WHAT TO PRODUCE –
Switch each "separator-dot" in the material below to "separator-bullet" and give all the lines again with nothing else changed. Leave the pictures out of your answer.
[Start of TASK INPUT]
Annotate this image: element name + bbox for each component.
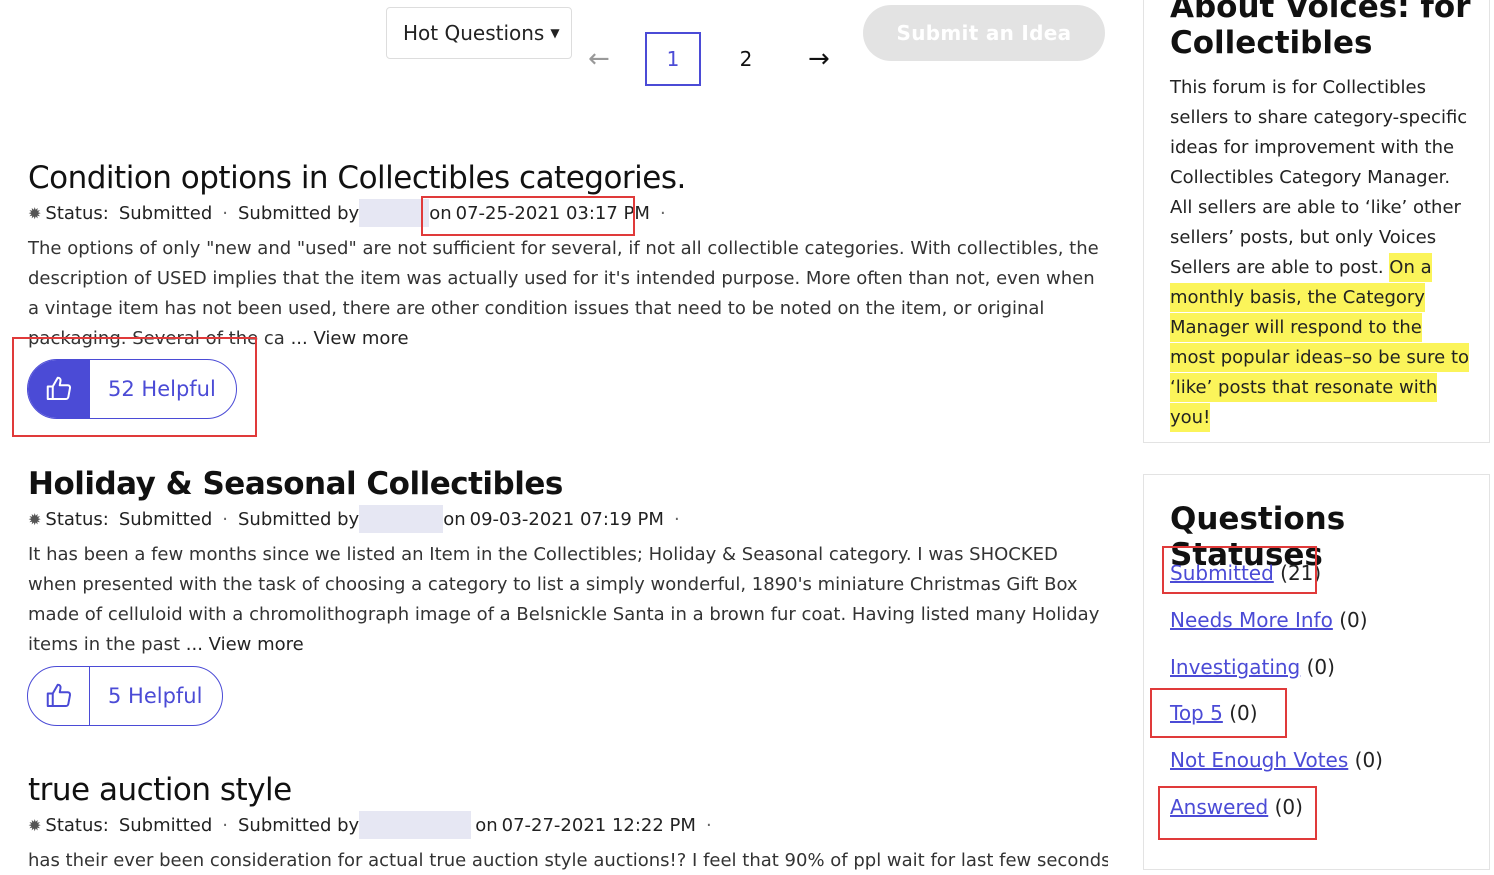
post-date: 07-27-2021 12:22 PM bbox=[501, 814, 696, 836]
post-title[interactable]: Condition options in Collectibles catego… bbox=[28, 160, 1108, 196]
page-1-button[interactable]: 1 bbox=[645, 32, 701, 86]
about-description: This forum is for Collectibles sellers t… bbox=[1170, 73, 1470, 433]
helpful-count: 5 Helpful bbox=[108, 684, 203, 708]
arrow-left-icon[interactable]: ← bbox=[588, 44, 610, 74]
status-value: Submitted bbox=[118, 814, 213, 836]
submitted-by-label: Submitted by bbox=[237, 508, 360, 530]
author-name-redacted[interactable] bbox=[359, 811, 472, 839]
separator-dot: · bbox=[222, 508, 228, 530]
gear-icon: ✹ bbox=[28, 203, 42, 223]
status-link-not-enough-votes[interactable]: Not Enough Votes bbox=[1170, 748, 1348, 772]
submitted-by-label: Submitted by bbox=[237, 814, 360, 836]
post-meta: ✹ Status: Submitted · Submitted by on 09… bbox=[28, 504, 1108, 534]
post-title[interactable]: true auction style bbox=[28, 772, 1108, 808]
post-body: The options of only "new and "used" are … bbox=[28, 234, 1108, 354]
status-value: Submitted bbox=[118, 508, 213, 530]
about-title: About Voices: for Collectibles bbox=[1170, 0, 1471, 61]
post-title[interactable]: Holiday & Seasonal Collectibles bbox=[28, 466, 1108, 502]
sort-dropdown-label: Hot Questions bbox=[403, 21, 545, 45]
post-meta: ✹ Status: Submitted · Submitted by on 07… bbox=[28, 810, 1108, 840]
status-value: Submitted bbox=[118, 202, 213, 224]
annotation-box-answered bbox=[1158, 786, 1317, 840]
status-label: Status: bbox=[45, 202, 109, 224]
status-link-investigating[interactable]: Investigating bbox=[1170, 655, 1300, 679]
annotation-box-date bbox=[421, 196, 635, 236]
status-count: (0) bbox=[1354, 748, 1383, 772]
separator-dot: · bbox=[222, 202, 228, 224]
thumbs-up-icon bbox=[28, 667, 90, 725]
annotation-box-helpful bbox=[12, 337, 257, 437]
separator-dot: · bbox=[659, 202, 666, 224]
submit-idea-button[interactable]: Submit an Idea bbox=[863, 5, 1105, 61]
about-text-plain: This forum is for Collectibles sellers t… bbox=[1170, 77, 1468, 278]
gear-icon: ✹ bbox=[28, 815, 42, 835]
on-label: on bbox=[443, 508, 466, 530]
separator-dot: · bbox=[705, 814, 712, 836]
separator-dot: · bbox=[673, 508, 680, 530]
post-item: Condition options in Collectibles catego… bbox=[28, 160, 1108, 354]
annotation-box-submitted bbox=[1162, 546, 1317, 594]
view-more-link[interactable]: ... View more bbox=[186, 634, 304, 655]
post-item: Holiday & Seasonal Collectibles ✹ Status… bbox=[28, 466, 1108, 660]
about-card: About Voices: for Collectibles This foru… bbox=[1143, 0, 1490, 443]
status-item-needs-more-info: Needs More Info (0) bbox=[1170, 608, 1368, 632]
gear-icon: ✹ bbox=[28, 509, 42, 529]
status-link-needs-more-info[interactable]: Needs More Info bbox=[1170, 608, 1333, 632]
post-date: 09-03-2021 07:19 PM bbox=[469, 508, 664, 530]
separator-dot: · bbox=[222, 814, 228, 836]
status-item-not-enough-votes: Not Enough Votes (0) bbox=[1170, 748, 1383, 772]
helpful-button[interactable]: 5 Helpful bbox=[27, 666, 224, 726]
sort-dropdown[interactable]: Hot Questions ▼ bbox=[386, 7, 572, 59]
caret-down-icon: ▼ bbox=[550, 26, 560, 40]
submitted-by-label: Submitted by bbox=[237, 202, 360, 224]
status-item-investigating: Investigating (0) bbox=[1170, 655, 1335, 679]
annotation-box-top-5 bbox=[1150, 688, 1287, 738]
status-count: (0) bbox=[1339, 608, 1368, 632]
author-name-redacted[interactable] bbox=[359, 199, 430, 227]
post-body: has their ever been consideration for ac… bbox=[28, 846, 1108, 875]
post-body: It has been a few months since we listed… bbox=[28, 540, 1108, 660]
page-2-button[interactable]: 2 bbox=[718, 32, 774, 86]
arrow-right-icon[interactable]: → bbox=[808, 44, 830, 74]
post-body-text: has their ever been consideration for ac… bbox=[28, 850, 1108, 871]
status-label: Status: bbox=[45, 508, 109, 530]
status-count: (0) bbox=[1306, 655, 1335, 679]
post-body-text: The options of only "new and "used" are … bbox=[28, 238, 1099, 349]
author-name-redacted[interactable] bbox=[359, 505, 444, 533]
view-more-link[interactable]: ... View more bbox=[291, 328, 409, 349]
status-label: Status: bbox=[45, 814, 109, 836]
post-item: true auction style ✹ Status: Submitted ·… bbox=[28, 772, 1108, 875]
on-label: on bbox=[475, 814, 498, 836]
about-text-highlighted: On a monthly basis, the Category Manager… bbox=[1170, 253, 1470, 432]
[End of TASK INPUT]
SOLUTION TO THIS EXERCISE –
Annotate this image: element name + bbox for each component.
post-date: 07-27-2021 12:22 PM bbox=[501, 814, 696, 836]
post-title[interactable]: Condition options in Collectibles catego… bbox=[28, 160, 1108, 196]
page-1-button[interactable]: 1 bbox=[645, 32, 701, 86]
about-description: This forum is for Collectibles sellers t… bbox=[1170, 73, 1470, 433]
helpful-count: 5 Helpful bbox=[108, 684, 203, 708]
arrow-left-icon[interactable]: ← bbox=[588, 44, 610, 74]
status-value: Submitted bbox=[118, 814, 213, 836]
submitted-by-label: Submitted by bbox=[237, 508, 360, 530]
author-name-redacted[interactable] bbox=[359, 811, 472, 839]
separator-bullet: · bbox=[222, 508, 228, 530]
gear-icon: ✹ bbox=[28, 203, 42, 223]
status-link-not-enough-votes[interactable]: Not Enough Votes bbox=[1170, 748, 1348, 772]
submitted-by-label: Submitted by bbox=[237, 814, 360, 836]
post-meta: ✹ Status: Submitted · Submitted by on 09… bbox=[28, 504, 1108, 534]
post-title[interactable]: true auction style bbox=[28, 772, 1108, 808]
post-body: The options of only "new and "used" are … bbox=[28, 234, 1108, 354]
status-value: Submitted bbox=[118, 508, 213, 530]
about-title: About Voices: for Collectibles bbox=[1170, 0, 1471, 61]
post-title[interactable]: Holiday & Seasonal Collectibles bbox=[28, 466, 1108, 502]
sort-dropdown-label: Hot Questions bbox=[403, 21, 545, 45]
post-meta: ✹ Status: Submitted · Submitted by on 07… bbox=[28, 810, 1108, 840]
status-value: Submitted bbox=[118, 202, 213, 224]
annotation-box-answered bbox=[1158, 786, 1317, 840]
status-label: Status: bbox=[45, 202, 109, 224]
status-link-investigating[interactable]: Investigating bbox=[1170, 655, 1300, 679]
annotation-box-date bbox=[421, 196, 635, 236]
status-count: (0) bbox=[1354, 748, 1383, 772]
separator-bullet: · bbox=[222, 202, 228, 224]
thumbs-up-icon bbox=[28, 667, 90, 725]
annotation-box-helpful bbox=[12, 337, 257, 437]
separator-bullet: · bbox=[659, 202, 666, 224]
submit-idea-button[interactable]: Submit an Idea bbox=[863, 5, 1105, 61]
about-text-plain: This forum is for Collectibles sellers t… bbox=[1170, 77, 1468, 278]
gear-icon: ✹ bbox=[28, 815, 42, 835]
on-label: on bbox=[443, 508, 466, 530]
separator-bullet: · bbox=[705, 814, 712, 836]
separator-bullet: · bbox=[673, 508, 680, 530]
post-item: Condition options in Collectibles catego… bbox=[28, 160, 1108, 354]
annotation-box-submitted bbox=[1162, 546, 1317, 594]
view-more-link[interactable]: ... View more bbox=[186, 634, 304, 655]
post-item: Holiday & Seasonal Collectibles ✹ Status… bbox=[28, 466, 1108, 660]
about-card: About Voices: for Collectibles This foru… bbox=[1143, 0, 1490, 443]
status-item-needs-more-info: Needs More Info (0) bbox=[1170, 608, 1368, 632]
gear-icon: ✹ bbox=[28, 509, 42, 529]
status-link-needs-more-info[interactable]: Needs More Info bbox=[1170, 608, 1333, 632]
post-date: 09-03-2021 07:19 PM bbox=[469, 508, 664, 530]
separator-bullet: · bbox=[222, 814, 228, 836]
status-item-not-enough-votes: Not Enough Votes (0) bbox=[1170, 748, 1383, 772]
helpful-button[interactable]: 5 Helpful bbox=[27, 666, 224, 726]
sort-dropdown[interactable]: Hot Questions ▼ bbox=[386, 7, 572, 59]
caret-down-icon: ▼ bbox=[550, 26, 560, 40]
submitted-by-label: Submitted by bbox=[237, 202, 360, 224]
status-item-investigating: Investigating (0) bbox=[1170, 655, 1335, 679]
annotation-box-top-5 bbox=[1150, 688, 1287, 738]
status-count: (0) bbox=[1339, 608, 1368, 632]
author-name-redacted[interactable] bbox=[359, 199, 430, 227]
post-body: has their ever been consideration for ac… bbox=[28, 846, 1108, 875]
post-body: It has been a few months since we listed… bbox=[28, 540, 1108, 660]
page-2-button[interactable]: 2 bbox=[718, 32, 774, 86]
arrow-right-icon[interactable]: → bbox=[808, 44, 830, 74]
post-body-text: has their ever been consideration for ac… bbox=[28, 850, 1108, 871]
status-label: Status: bbox=[45, 508, 109, 530]
status-count: (0) bbox=[1306, 655, 1335, 679]
post-body-text: The options of only "new and "used" are … bbox=[28, 238, 1099, 349]
author-name-redacted[interactable] bbox=[359, 505, 444, 533]
view-more-link[interactable]: ... View more bbox=[291, 328, 409, 349]
status-label: Status: bbox=[45, 814, 109, 836]
post-item: true auction style ✹ Status: Submitted ·… bbox=[28, 772, 1108, 875]
on-label: on bbox=[475, 814, 498, 836]
about-text-highlighted: On a monthly basis, the Category Manager… bbox=[1170, 253, 1470, 432]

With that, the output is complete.